start DATASET CONTENT
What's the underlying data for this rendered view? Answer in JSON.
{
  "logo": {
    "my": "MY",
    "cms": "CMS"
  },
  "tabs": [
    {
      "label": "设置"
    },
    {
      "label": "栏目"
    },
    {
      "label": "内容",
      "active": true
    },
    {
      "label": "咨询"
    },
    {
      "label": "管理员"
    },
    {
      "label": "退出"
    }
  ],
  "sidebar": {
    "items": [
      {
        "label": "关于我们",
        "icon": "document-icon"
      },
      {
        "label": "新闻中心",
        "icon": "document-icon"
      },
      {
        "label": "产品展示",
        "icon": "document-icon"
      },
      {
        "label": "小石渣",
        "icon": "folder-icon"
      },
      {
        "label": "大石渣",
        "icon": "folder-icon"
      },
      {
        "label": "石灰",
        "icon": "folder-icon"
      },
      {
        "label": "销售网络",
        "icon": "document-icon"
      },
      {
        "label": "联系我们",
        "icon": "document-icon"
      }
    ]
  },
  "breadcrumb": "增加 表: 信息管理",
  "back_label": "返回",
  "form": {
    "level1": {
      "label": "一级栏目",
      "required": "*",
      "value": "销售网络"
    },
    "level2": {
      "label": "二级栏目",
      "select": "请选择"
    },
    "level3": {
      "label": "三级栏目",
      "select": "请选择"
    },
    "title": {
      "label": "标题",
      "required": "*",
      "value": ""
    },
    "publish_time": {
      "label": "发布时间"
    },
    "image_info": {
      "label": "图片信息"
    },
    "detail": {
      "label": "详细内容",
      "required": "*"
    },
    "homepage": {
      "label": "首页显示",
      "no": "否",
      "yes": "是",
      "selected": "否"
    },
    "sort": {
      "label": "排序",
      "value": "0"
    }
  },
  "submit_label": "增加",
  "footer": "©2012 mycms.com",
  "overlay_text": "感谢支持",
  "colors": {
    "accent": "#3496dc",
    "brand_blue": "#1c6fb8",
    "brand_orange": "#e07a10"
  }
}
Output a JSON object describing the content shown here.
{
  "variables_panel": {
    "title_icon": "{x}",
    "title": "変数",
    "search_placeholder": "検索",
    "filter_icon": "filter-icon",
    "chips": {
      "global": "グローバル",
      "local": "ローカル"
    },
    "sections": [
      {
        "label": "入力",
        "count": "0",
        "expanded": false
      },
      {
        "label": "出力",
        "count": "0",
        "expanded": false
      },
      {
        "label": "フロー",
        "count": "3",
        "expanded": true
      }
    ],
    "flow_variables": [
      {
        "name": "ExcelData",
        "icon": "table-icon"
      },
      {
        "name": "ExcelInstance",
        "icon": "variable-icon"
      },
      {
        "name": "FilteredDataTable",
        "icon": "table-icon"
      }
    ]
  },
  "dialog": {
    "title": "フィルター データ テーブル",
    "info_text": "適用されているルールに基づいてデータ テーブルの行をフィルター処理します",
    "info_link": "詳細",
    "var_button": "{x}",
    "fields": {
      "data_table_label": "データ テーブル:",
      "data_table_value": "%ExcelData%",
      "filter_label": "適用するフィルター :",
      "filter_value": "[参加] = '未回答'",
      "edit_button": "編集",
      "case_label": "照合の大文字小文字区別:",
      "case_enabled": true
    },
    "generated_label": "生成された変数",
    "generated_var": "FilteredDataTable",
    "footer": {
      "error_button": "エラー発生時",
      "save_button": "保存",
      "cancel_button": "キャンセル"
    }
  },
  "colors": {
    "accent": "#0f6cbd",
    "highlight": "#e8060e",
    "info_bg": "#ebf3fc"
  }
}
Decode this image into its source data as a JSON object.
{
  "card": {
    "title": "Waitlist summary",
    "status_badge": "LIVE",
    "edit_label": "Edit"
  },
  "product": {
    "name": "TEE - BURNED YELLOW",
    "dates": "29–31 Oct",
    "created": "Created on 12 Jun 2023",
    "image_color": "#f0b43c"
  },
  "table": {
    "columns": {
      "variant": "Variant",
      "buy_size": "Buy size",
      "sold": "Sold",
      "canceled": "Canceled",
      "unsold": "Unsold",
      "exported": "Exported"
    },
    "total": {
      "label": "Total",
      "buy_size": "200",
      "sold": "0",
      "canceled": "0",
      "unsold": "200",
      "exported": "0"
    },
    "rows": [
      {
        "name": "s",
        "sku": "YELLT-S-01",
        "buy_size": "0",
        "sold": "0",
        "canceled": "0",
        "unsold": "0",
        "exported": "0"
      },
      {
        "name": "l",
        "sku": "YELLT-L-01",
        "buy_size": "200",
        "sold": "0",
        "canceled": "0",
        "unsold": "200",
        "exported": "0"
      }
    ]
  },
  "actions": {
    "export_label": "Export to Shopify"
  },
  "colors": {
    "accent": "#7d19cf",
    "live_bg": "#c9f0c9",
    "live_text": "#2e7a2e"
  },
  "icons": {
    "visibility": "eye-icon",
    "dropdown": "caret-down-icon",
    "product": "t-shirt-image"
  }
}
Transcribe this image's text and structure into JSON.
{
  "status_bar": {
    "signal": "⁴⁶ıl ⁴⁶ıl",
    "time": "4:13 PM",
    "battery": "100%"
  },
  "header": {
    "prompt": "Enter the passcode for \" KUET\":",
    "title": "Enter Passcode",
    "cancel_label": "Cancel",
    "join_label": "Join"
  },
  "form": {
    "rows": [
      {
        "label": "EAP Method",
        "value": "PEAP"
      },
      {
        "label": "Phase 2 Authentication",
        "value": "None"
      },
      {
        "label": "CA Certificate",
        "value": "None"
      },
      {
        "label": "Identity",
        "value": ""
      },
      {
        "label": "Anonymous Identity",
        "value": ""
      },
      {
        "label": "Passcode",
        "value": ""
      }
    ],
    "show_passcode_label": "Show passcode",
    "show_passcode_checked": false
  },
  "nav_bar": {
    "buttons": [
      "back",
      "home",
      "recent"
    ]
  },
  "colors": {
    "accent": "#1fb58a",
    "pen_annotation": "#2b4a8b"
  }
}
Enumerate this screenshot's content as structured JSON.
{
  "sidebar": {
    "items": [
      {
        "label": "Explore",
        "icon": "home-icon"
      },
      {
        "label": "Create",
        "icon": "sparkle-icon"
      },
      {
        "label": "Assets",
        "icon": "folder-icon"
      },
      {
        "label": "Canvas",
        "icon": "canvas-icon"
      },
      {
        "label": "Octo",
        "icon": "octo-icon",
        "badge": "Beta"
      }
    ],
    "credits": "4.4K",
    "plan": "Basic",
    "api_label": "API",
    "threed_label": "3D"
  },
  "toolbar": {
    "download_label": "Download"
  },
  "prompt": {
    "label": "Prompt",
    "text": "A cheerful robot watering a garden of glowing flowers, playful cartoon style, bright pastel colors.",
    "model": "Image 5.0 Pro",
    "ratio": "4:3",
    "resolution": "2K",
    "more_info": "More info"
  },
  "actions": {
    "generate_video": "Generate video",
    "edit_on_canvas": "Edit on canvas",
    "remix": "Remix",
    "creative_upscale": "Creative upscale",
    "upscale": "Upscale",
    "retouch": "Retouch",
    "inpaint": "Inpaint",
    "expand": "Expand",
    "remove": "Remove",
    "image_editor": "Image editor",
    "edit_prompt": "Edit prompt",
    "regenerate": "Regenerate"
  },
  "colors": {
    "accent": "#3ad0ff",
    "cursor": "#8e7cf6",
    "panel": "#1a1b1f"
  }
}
end DATASET CONTENT
Copy every record exactly as presented.

What's the underlying data for this rendered view? Answer in JSON.
{
  "logo": {
    "my": "MY",
    "cms": "CMS"
  },
  "tabs": [
    {
      "label": "设置"
    },
    {
      "label": "栏目"
    },
    {
      "label": "内容",
      "active": true
    },
    {
      "label": "咨询"
    },
    {
      "label": "管理员"
    },
    {
      "label": "退出"
    }
  ],
  "sidebar": {
    "items": [
      {
        "label": "关于我们",
        "icon": "document-icon"
      },
      {
        "label": "新闻中心",
        "icon": "document-icon"
      },
      {
        "label": "产品展示",
        "icon": "document-icon"
      },
      {
        "label": "小石渣",
        "icon": "folder-icon"
      },
      {
        "label": "大石渣",
        "icon": "folder-icon"
      },
      {
        "label": "石灰",
        "icon": "folder-icon"
      },
      {
        "label": "销售网络",
        "icon": "document-icon"
      },
      {
        "label": "联系我们",
        "icon": "document-icon"
      }
    ]
  },
  "breadcrumb": "增加 表: 信息管理",
  "back_label": "返回",
  "form": {
    "level1": {
      "label": "一级栏目",
      "required": "*",
      "value": "销售网络"
    },
    "level2": {
      "label": "二级栏目",
      "select": "请选择"
    },
    "level3": {
      "label": "三级栏目",
      "select": "请选择"
    },
    "title": {
      "label": "标题",
      "required": "*",
      "value": ""
    },
    "publish_time": {
      "label": "发布时间"
    },
    "image_info": {
      "label": "图片信息"
    },
    "detail": {
      "label": "详细内容",
      "required": "*"
    },
    "homepage": {
      "label": "首页显示",
      "no": "否",
      "yes": "是",
      "selected": "否"
    },
    "sort": {
      "label": "排序",
      "value": "0"
    }
  },
  "submit_label": "增加",
  "footer": "©2012 mycms.com",
  "overlay_text": "感谢支持",
  "colors": {
    "accent": "#3496dc",
    "brand_blue": "#1c6fb8",
    "brand_orange": "#e07a10"
  }
}
Output a JSON object describing the content shown here.
{
  "variables_panel": {
    "title_icon": "{x}",
    "title": "変数",
    "search_placeholder": "検索",
    "filter_icon": "filter-icon",
    "chips": {
      "global": "グローバル",
      "local": "ローカル"
    },
    "sections": [
      {
        "label": "入力",
        "count": "0",
        "expanded": false
      },
      {
        "label": "出力",
        "count": "0",
        "expanded": false
      },
      {
        "label": "フロー",
        "count": "3",
        "expanded": true
      }
    ],
    "flow_variables": [
      {
        "name": "ExcelData",
        "icon": "table-icon"
      },
      {
        "name": "ExcelInstance",
        "icon": "variable-icon"
      },
      {
        "name": "FilteredDataTable",
        "icon": "table-icon"
      }
    ]
  },
  "dialog": {
    "title": "フィルター データ テーブル",
    "info_text": "適用されているルールに基づいてデータ テーブルの行をフィルター処理します",
    "info_link": "詳細",
    "var_button": "{x}",
    "fields": {
      "data_table_label": "データ テーブル:",
      "data_table_value": "%ExcelData%",
      "filter_label": "適用するフィルター :",
      "filter_value": "[参加] = '未回答'",
      "edit_button": "編集",
      "case_label": "照合の大文字小文字区別:",
      "case_enabled": true
    },
    "generated_label": "生成された変数",
    "generated_var": "FilteredDataTable",
    "footer": {
      "error_button": "エラー発生時",
      "save_button": "保存",
      "cancel_button": "キャンセル"
    }
  },
  "colors": {
    "accent": "#0f6cbd",
    "highlight": "#e8060e",
    "info_bg": "#ebf3fc"
  }
}
Decode this image into its source data as a JSON object.
{
  "card": {
    "title": "Waitlist summary",
    "status_badge": "LIVE",
    "edit_label": "Edit"
  },
  "product": {
    "name": "TEE - BURNED YELLOW",
    "dates": "29–31 Oct",
    "created": "Created on 12 Jun 2023",
    "image_color": "#f0b43c"
  },
  "table": {
    "columns": {
      "variant": "Variant",
      "buy_size": "Buy size",
      "sold": "Sold",
      "canceled": "Canceled",
      "unsold": "Unsold",
      "exported": "Exported"
    },
    "total": {
      "label": "Total",
      "buy_size": "200",
      "sold": "0",
      "canceled": "0",
      "unsold": "200",
      "exported": "0"
    },
    "rows": [
      {
        "name": "s",
        "sku": "YELLT-S-01",
        "buy_size": "0",
        "sold": "0",
        "canceled": "0",
        "unsold": "0",
        "exported": "0"
      },
      {
        "name": "l",
        "sku": "YELLT-L-01",
        "buy_size": "200",
        "sold": "0",
        "canceled": "0",
        "unsold": "200",
        "exported": "0"
      }
    ]
  },
  "actions": {
    "export_label": "Export to Shopify"
  },
  "colors": {
    "accent": "#7d19cf",
    "live_bg": "#c9f0c9",
    "live_text": "#2e7a2e"
  },
  "icons": {
    "visibility": "eye-icon",
    "dropdown": "caret-down-icon",
    "product": "t-shirt-image"
  }
}
Transcribe this image's text and structure into JSON.
{
  "status_bar": {
    "signal": "⁴⁶ıl ⁴⁶ıl",
    "time": "4:13 PM",
    "battery": "100%"
  },
  "header": {
    "prompt": "Enter the passcode for \" KUET\":",
    "title": "Enter Passcode",
    "cancel_label": "Cancel",
    "join_label": "Join"
  },
  "form": {
    "rows": [
      {
        "label": "EAP Method",
        "value": "PEAP"
      },
      {
        "label": "Phase 2 Authentication",
        "value": "None"
      },
      {
        "label": "CA Certificate",
        "value": "None"
      },
      {
        "label": "Identity",
        "value": ""
      },
      {
        "label": "Anonymous Identity",
        "value": ""
      },
      {
        "label": "Passcode",
        "value": ""
      }
    ],
    "show_passcode_label": "Show passcode",
    "show_passcode_checked": false
  },
  "nav_bar": {
    "buttons": [
      "back",
      "home",
      "recent"
    ]
  },
  "colors": {
    "accent": "#1fb58a",
    "pen_annotation": "#2b4a8b"
  }
}
Enumerate this screenshot's content as structured JSON.
{
  "sidebar": {
    "items": [
      {
        "label": "Explore",
        "icon": "home-icon"
      },
      {
        "label": "Create",
        "icon": "sparkle-icon"
      },
      {
        "label": "Assets",
        "icon": "folder-icon"
      },
      {
        "label": "Canvas",
        "icon": "canvas-icon"
      },
      {
        "label": "Octo",
        "icon": "octo-icon",
        "badge": "Beta"
      }
    ],
    "credits": "4.4K",
    "plan": "Basic",
    "api_label": "API",
    "threed_label": "3D"
  },
  "toolbar": {
    "download_label": "Download"
  },
  "prompt": {
    "label": "Prompt",
    "text": "A cheerful robot watering a garden of glowing flowers, playful cartoon style, bright pastel colors.",
    "model": "Image 5.0 Pro",
    "ratio": "4:3",
    "resolution": "2K",
    "more_info": "More info"
  },
  "actions": {
    "generate_video": "Generate video",
    "edit_on_canvas": "Edit on canvas",
    "remix": "Remix",
    "creative_upscale": "Creative upscale",
    "upscale": "Upscale",
    "retouch": "Retouch",
    "inpaint": "Inpaint",
    "expand": "Expand",
    "remove": "Remove",
    "image_editor": "Image editor",
    "edit_prompt": "Edit prompt",
    "regenerate": "Regenerate"
  },
  "colors": {
    "accent": "#3ad0ff",
    "cursor": "#8e7cf6",
    "panel": "#1a1b1f"
  }
}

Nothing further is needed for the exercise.